+++ EXTRACTED DATA +++

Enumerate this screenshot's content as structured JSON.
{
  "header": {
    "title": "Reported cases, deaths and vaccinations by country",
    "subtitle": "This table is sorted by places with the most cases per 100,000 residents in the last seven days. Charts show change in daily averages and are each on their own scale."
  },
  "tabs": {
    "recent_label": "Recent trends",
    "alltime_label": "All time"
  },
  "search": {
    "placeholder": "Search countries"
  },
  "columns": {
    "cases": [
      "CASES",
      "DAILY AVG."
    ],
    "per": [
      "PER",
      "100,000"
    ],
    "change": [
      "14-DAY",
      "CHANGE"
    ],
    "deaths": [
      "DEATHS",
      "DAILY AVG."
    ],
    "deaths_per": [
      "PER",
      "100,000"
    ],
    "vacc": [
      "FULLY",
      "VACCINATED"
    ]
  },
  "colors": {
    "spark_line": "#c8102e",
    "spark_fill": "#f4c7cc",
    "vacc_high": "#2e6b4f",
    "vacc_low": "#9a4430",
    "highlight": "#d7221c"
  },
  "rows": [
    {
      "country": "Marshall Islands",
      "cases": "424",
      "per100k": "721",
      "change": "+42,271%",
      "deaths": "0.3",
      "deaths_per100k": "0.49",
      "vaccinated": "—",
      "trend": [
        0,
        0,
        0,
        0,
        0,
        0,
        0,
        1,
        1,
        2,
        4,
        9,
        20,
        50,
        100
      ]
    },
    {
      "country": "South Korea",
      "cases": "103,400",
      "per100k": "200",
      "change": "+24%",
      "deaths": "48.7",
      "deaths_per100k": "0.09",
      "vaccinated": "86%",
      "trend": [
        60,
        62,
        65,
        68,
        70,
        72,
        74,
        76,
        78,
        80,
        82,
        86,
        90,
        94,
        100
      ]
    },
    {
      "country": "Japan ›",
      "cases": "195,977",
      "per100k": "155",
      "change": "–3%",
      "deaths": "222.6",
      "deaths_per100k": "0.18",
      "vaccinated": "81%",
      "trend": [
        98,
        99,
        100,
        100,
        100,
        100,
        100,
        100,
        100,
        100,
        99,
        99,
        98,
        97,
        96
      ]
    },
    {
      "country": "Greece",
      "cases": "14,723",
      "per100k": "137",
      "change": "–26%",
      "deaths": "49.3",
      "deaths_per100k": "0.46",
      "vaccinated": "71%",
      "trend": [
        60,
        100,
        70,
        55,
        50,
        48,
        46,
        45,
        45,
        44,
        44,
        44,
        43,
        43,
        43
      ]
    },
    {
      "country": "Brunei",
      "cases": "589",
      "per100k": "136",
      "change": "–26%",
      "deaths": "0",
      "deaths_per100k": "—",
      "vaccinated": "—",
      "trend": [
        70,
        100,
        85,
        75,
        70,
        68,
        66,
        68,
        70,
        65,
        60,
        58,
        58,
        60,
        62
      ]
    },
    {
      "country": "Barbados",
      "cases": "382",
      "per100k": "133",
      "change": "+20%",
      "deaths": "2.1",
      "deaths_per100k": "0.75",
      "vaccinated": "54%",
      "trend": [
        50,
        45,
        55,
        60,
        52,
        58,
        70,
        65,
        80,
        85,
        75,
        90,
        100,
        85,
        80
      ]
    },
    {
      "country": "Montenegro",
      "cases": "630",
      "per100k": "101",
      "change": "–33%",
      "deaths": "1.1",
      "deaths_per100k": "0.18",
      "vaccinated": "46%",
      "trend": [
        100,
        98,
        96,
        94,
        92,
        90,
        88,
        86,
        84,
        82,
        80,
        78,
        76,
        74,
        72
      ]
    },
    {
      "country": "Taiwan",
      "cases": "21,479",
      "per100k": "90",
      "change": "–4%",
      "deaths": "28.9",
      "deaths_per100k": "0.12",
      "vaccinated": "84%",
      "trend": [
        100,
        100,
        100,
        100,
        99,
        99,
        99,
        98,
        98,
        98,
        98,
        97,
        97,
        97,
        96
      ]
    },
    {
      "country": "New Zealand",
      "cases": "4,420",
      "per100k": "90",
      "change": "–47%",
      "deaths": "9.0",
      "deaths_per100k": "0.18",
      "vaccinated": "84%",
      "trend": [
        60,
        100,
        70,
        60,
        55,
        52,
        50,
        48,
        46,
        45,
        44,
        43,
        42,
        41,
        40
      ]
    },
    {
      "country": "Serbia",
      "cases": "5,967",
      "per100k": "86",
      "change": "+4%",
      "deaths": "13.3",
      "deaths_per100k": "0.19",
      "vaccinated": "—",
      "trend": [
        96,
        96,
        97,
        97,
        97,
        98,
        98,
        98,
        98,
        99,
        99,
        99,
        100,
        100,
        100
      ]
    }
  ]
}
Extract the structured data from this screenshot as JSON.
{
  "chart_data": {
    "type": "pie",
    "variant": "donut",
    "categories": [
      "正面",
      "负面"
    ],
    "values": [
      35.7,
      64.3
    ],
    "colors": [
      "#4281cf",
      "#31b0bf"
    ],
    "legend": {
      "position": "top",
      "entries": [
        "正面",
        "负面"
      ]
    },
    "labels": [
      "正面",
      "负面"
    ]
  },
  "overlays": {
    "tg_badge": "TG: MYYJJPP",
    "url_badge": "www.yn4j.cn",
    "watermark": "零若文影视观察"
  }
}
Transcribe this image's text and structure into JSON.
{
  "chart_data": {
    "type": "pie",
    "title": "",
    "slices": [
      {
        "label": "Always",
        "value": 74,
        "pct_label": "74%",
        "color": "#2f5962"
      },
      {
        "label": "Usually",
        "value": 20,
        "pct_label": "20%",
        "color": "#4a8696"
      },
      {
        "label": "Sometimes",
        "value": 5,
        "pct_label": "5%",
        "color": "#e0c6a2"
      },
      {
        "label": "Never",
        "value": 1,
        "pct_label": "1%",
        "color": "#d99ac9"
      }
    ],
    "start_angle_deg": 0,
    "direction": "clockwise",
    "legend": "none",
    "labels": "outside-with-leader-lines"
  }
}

+++

# [EXERCISE TASK]
Print every line of the records exactly. Omit nothing.

# [ANSWER TO THIS PROBLEM]
Enumerate this screenshot's content as structured JSON.
{
  "header": {
    "title": "Reported cases, deaths and vaccinations by country",
    "subtitle": "This table is sorted by places with the most cases per 100,000 residents in the last seven days. Charts show change in daily averages and are each on their own scale."
  },
  "tabs": {
    "recent_label": "Recent trends",
    "alltime_label": "All time"
  },
  "search": {
    "placeholder": "Search countries"
  },
  "columns": {
    "cases": [
      "CASES",
      "DAILY AVG."
    ],
    "per": [
      "PER",
      "100,000"
    ],
    "change": [
      "14-DAY",
      "CHANGE"
    ],
    "deaths": [
      "DEATHS",
      "DAILY AVG."
    ],
    "deaths_per": [
      "PER",
      "100,000"
    ],
    "vacc": [
      "FULLY",
      "VACCINATED"
    ]
  },
  "colors": {
    "spark_line": "#c8102e",
    "spark_fill": "#f4c7cc",
    "vacc_high": "#2e6b4f",
    "vacc_low": "#9a4430",
    "highlight": "#d7221c"
  },
  "rows": [
    {
      "country": "Marshall Islands",
      "cases": "424",
      "per100k": "721",
      "change": "+42,271%",
      "deaths": "0.3",
      "deaths_per100k": "0.49",
      "vaccinated": "—",
      "trend": [
        0,
        0,
        0,
        0,
        0,
        0,
        0,
        1,
        1,
        2,
        4,
        9,
        20,
        50,
        100
      ]
    },
    {
      "country": "South Korea",
      "cases": "103,400",
      "per100k": "200",
      "change": "+24%",
      "deaths": "48.7",
      "deaths_per100k": "0.09",
      "vaccinated": "86%",
      "trend": [
        60,
        62,
        65,
        68,
        70,
        72,
        74,
        76,
        78,
        80,
        82,
        86,
        90,
        94,
        100
      ]
    },
    {
      "country": "Japan ›",
      "cases": "195,977",
      "per100k": "155",
      "change": "–3%",
      "deaths": "222.6",
      "deaths_per100k": "0.18",
      "vaccinated": "81%",
      "trend": [
        98,
        99,
        100,
        100,
        100,
        100,
        100,
        100,
        100,
        100,
        99,
        99,
        98,
        97,
        96
      ]
    },
    {
      "country": "Greece",
      "cases": "14,723",
      "per100k": "137",
      "change": "–26%",
      "deaths": "49.3",
      "deaths_per100k": "0.46",
      "vaccinated": "71%",
      "trend": [
        60,
        100,
        70,
        55,
        50,
        48,
        46,
        45,
        45,
        44,
        44,
        44,
        43,
        43,
        43
      ]
    },
    {
      "country": "Brunei",
      "cases": "589",
      "per100k": "136",
      "change": "–26%",
      "deaths": "0",
      "deaths_per100k": "—",
      "vaccinated": "—",
      "trend": [
        70,
        100,
        85,
        75,
        70,
        68,
        66,
        68,
        70,
        65,
        60,
        58,
        58,
        60,
        62
      ]
    },
    {
      "country": "Barbados",
      "cases": "382",
      "per100k": "133",
      "change": "+20%",
      "deaths": "2.1",
      "deaths_per100k": "0.75",
      "vaccinated": "54%",
      "trend": [
        50,
        45,
        55,
        60,
        52,
        58,
        70,
        65,
        80,
        85,
        75,
        90,
        100,
        85,
        80
      ]
    },
    {
      "country": "Montenegro",
      "cases": "630",
      "per100k": "101",
      "change": "–33%",
      "deaths": "1.1",
      "deaths_per100k": "0.18",
      "vaccinated": "46%",
      "trend": [
        100,
        98,
        96,
        94,
        92,
        90,
        88,
        86,
        84,
        82,
        80,
        78,
        76,
        74,
        72
      ]
    },
    {
      "country": "Taiwan",
      "cases": "21,479",
      "per100k": "90",
      "change": "–4%",
      "deaths": "28.9",
      "deaths_per100k": "0.12",
      "vaccinated": "84%",
      "trend": [
        100,
        100,
        100,
        100,
        99,
        99,
        99,
        98,
        98,
        98,
        98,
        97,
        97,
        97,
        96
      ]
    },
    {
      "country": "New Zealand",
      "cases": "4,420",
      "per100k": "90",
      "change": "–47%",
      "deaths": "9.0",
      "deaths_per100k": "0.18",
      "vaccinated": "84%",
      "trend": [
        60,
        100,
        70,
        60,
        55,
        52,
        50,
        48,
        46,
        45,
        44,
        43,
        42,
        41,
        40
      ]
    },
    {
      "country": "Serbia",
      "cases": "5,967",
      "per100k": "86",
      "change": "+4%",
      "deaths": "13.3",
      "deaths_per100k": "0.19",
      "vaccinated": "—",
      "trend": [
        96,
        96,
        97,
        97,
        97,
        98,
        98,
        98,
        98,
        99,
        99,
        99,
        100,
        100,
        100
      ]
    }
  ]
}
Extract the structured data from this screenshot as JSON.
{
  "chart_data": {
    "type": "pie",
    "variant": "donut",
    "categories": [
      "正面",
      "负面"
    ],
    "values": [
      35.7,
      64.3
    ],
    "colors": [
      "#4281cf",
      "#31b0bf"
    ],
    "legend": {
      "position": "top",
      "entries": [
        "正面",
        "负面"
      ]
    },
    "labels": [
      "正面",
      "负面"
    ]
  },
  "overlays": {
    "tg_badge": "TG: MYYJJPP",
    "url_badge": "www.yn4j.cn",
    "watermark": "零若文影视观察"
  }
}
Transcribe this image's text and structure into JSON.
{
  "chart_data": {
    "type": "pie",
    "title": "",
    "slices": [
      {
        "label": "Always",
        "value": 74,
        "pct_label": "74%",
        "color": "#2f5962"
      },
      {
        "label": "Usually",
        "value": 20,
        "pct_label": "20%",
        "color": "#4a8696"
      },
      {
        "label": "Sometimes",
        "value": 5,
        "pct_label": "5%",
        "color": "#e0c6a2"
      },
      {
        "label": "Never",
        "value": 1,
        "pct_label": "1%",
        "color": "#d99ac9"
      }
    ],
    "start_angle_deg": 0,
    "direction": "clockwise",
    "legend": "none",
    "labels": "outside-with-leader-lines"
  }
}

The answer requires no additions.